Exercise requirements: Would you retype all of these records exactly?

==== Data for the task ====

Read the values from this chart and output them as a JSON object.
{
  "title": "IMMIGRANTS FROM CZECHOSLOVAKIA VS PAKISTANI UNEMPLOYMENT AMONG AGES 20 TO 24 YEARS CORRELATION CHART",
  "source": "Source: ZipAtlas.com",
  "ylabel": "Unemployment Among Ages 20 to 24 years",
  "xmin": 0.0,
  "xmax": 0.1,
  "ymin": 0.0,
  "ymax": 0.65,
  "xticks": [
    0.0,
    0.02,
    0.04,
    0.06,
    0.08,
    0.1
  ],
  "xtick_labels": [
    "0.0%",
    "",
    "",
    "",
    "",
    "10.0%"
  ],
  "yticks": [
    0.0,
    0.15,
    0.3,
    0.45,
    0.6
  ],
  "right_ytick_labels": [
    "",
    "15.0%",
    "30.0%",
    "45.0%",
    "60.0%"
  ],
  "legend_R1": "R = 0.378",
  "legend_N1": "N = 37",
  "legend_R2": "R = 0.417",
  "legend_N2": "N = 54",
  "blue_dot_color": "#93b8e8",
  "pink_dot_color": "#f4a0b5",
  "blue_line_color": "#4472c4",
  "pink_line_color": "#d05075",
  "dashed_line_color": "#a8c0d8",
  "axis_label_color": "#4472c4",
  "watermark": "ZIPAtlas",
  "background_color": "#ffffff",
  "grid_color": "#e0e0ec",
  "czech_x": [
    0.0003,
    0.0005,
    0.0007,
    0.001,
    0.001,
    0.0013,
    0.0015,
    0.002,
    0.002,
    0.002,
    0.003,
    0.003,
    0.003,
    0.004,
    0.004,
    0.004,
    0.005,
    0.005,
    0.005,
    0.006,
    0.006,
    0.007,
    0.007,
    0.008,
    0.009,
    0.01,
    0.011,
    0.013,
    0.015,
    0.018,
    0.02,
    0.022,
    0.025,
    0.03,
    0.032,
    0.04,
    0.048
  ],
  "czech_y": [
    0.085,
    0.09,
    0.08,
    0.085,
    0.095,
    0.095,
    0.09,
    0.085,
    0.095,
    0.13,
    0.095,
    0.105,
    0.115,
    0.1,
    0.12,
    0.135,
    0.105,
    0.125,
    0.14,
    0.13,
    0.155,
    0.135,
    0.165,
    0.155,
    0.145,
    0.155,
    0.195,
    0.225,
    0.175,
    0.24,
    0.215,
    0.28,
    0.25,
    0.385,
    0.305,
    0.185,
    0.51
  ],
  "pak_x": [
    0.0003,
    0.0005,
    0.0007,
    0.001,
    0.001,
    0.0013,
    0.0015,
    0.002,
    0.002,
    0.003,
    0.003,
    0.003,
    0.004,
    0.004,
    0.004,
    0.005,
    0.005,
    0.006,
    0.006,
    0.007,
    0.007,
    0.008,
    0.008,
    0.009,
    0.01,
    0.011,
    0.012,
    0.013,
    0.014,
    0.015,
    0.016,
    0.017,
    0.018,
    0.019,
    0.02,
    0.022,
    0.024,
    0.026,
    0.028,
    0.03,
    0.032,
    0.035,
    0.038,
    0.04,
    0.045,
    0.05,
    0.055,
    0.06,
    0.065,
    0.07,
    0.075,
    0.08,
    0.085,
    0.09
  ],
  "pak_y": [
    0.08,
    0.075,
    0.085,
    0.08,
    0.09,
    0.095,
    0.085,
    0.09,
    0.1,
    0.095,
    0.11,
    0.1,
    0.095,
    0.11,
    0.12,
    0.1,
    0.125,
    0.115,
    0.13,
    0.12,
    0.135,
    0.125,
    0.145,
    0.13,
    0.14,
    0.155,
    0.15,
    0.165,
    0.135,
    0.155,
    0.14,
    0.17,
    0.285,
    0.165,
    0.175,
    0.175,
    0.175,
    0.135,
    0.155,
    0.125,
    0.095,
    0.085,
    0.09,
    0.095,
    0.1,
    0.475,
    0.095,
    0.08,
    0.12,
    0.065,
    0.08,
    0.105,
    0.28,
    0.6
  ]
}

====

Correct output:
Read the values from this chart and output them as a JSON object.
{
  "title": "IMMIGRANTS FROM CZECHOSLOVAKIA VS PAKISTANI UNEMPLOYMENT AMONG AGES 20 TO 24 YEARS CORRELATION CHART",
  "source": "Source: ZipAtlas.com",
  "ylabel": "Unemployment Among Ages 20 to 24 years",
  "xmin": 0.0,
  "xmax": 0.1,
  "ymin": 0.0,
  "ymax": 0.65,
  "xticks": [
    0.0,
    0.02,
    0.04,
    0.06,
    0.08,
    0.1
  ],
  "xtick_labels": [
    "0.0%",
    "",
    "",
    "",
    "",
    "10.0%"
  ],
  "yticks": [
    0.0,
    0.15,
    0.3,
    0.45,
    0.6
  ],
  "right_ytick_labels": [
    "",
    "15.0%",
    "30.0%",
    "45.0%",
    "60.0%"
  ],
  "legend_R1": "R = 0.378",
  "legend_N1": "N = 37",
  "legend_R2": "R = 0.417",
  "legend_N2": "N = 54",
  "blue_dot_color": "#93b8e8",
  "pink_dot_color": "#f4a0b5",
  "blue_line_color": "#4472c4",
  "pink_line_color": "#d05075",
  "dashed_line_color": "#a8c0d8",
  "axis_label_color": "#4472c4",
  "watermark": "ZIPAtlas",
  "background_color": "#ffffff",
  "grid_color": "#e0e0ec",
  "czech_x": [
    0.0003,
    0.0005,
    0.0007,
    0.001,
    0.001,
    0.0013,
    0.0015,
    0.002,
    0.002,
    0.002,
    0.003,
    0.003,
    0.003,
    0.004,
    0.004,
    0.004,
    0.005,
    0.005,
    0.005,
    0.006,
    0.006,
    0.007,
    0.007,
    0.008,
    0.009,
    0.01,
    0.011,
    0.013,
    0.015,
    0.018,
    0.02,
    0.022,
    0.025,
    0.03,
    0.032,
    0.04,
    0.048
  ],
  "czech_y": [
    0.085,
    0.09,
    0.08,
    0.085,
    0.095,
    0.095,
    0.09,
    0.085,
    0.095,
    0.13,
    0.095,
    0.105,
    0.115,
    0.1,
    0.12,
    0.135,
    0.105,
    0.125,
    0.14,
    0.13,
    0.155,
    0.135,
    0.165,
    0.155,
    0.145,
    0.155,
    0.195,
    0.225,
    0.175,
    0.24,
    0.215,
    0.28,
    0.25,
    0.385,
    0.305,
    0.185,
    0.51
  ],
  "pak_x": [
    0.0003,
    0.0005,
    0.0007,
    0.001,
    0.001,
    0.0013,
    0.0015,
    0.002,
    0.002,
    0.003,
    0.003,
    0.003,
    0.004,
    0.004,
    0.004,
    0.005,
    0.005,
    0.006,
    0.006,
    0.007,
    0.007,
    0.008,
    0.008,
    0.009,
    0.01,
    0.011,
    0.012,
    0.013,
    0.014,
    0.015,
    0.016,
    0.017,
    0.018,
    0.019,
    0.02,
    0.022,
    0.024,
    0.026,
    0.028,
    0.03,
    0.032,
    0.035,
    0.038,
    0.04,
    0.045,
    0.05,
    0.055,
    0.06,
    0.065,
    0.07,
    0.075,
    0.08,
    0.085,
    0.09
  ],
  "pak_y": [
    0.08,
    0.075,
    0.085,
    0.08,
    0.09,
    0.095,
    0.085,
    0.09,
    0.1,
    0.095,
    0.11,
    0.1,
    0.095,
    0.11,
    0.12,
    0.1,
    0.125,
    0.115,
    0.13,
    0.12,
    0.135,
    0.125,
    0.145,
    0.13,
    0.14,
    0.155,
    0.15,
    0.165,
    0.135,
    0.155,
    0.14,
    0.17,
    0.285,
    0.165,
    0.175,
    0.175,
    0.175,
    0.135,
    0.155,
    0.125,
    0.095,
    0.085,
    0.09,
    0.095,
    0.1,
    0.475,
    0.095,
    0.08,
    0.12,
    0.065,
    0.08,
    0.105,
    0.28,
    0.6
  ]
}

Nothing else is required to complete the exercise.